How many of the lines below hold the word "главные"? Answer only with the number.

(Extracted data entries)
━━━━━━━━━━

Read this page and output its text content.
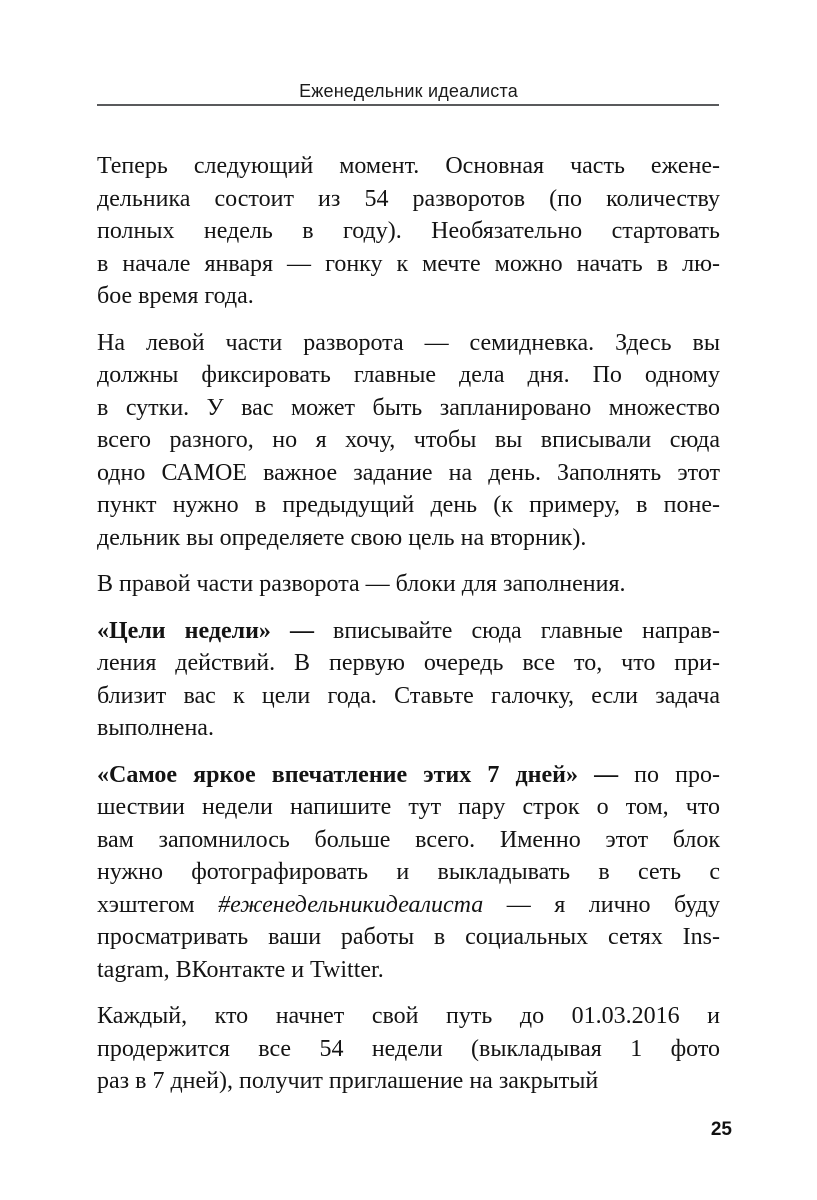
Еженедельник идеалиста
Теперь следующий момент. Основная часть ежене-
дельника состоит из 54 разворотов (по количеству
полных недель в году). Необязательно стартовать
в начале января — гонку к мечте можно начать в лю-
бое время года.
На левой части разворота — семидневка. Здесь вы
должны фиксировать главные дела дня. По одному
в сутки. У вас может быть запланировано множество
всего разного, но я хочу, чтобы вы вписывали сюда
одно САМОЕ важное задание на день. Заполнять этот
пункт нужно в предыдущий день (к примеру, в поне-
дельник вы определяете свою цель на вторник).
В правой части разворота — блоки для заполнения.
«Цели недели» — вписывайте сюда главные направ-
ления действий. В первую очередь все то, что при-
близит вас к цели года. Ставьте галочку, если задача
выполнена.
«Самое яркое впечатление этих 7 дней» — по про-
шествии недели напишите тут пару строк о том, что
вам запомнилось больше всего. Именно этот блок
нужно фотографировать и выкладывать в сеть с
хэштегом #еженедельникидеалиста — я лично буду
просматривать ваши работы в социальных сетях Ins-
tagram, ВКонтакте и Twitter.
Каждый, кто начнет свой путь до 01.03.2016 и
продержится все 54 недели (выкладывая 1 фото
раз в 7 дней), получит приглашение на закрытый
25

━━━━━━━━━━

### Exercise response
2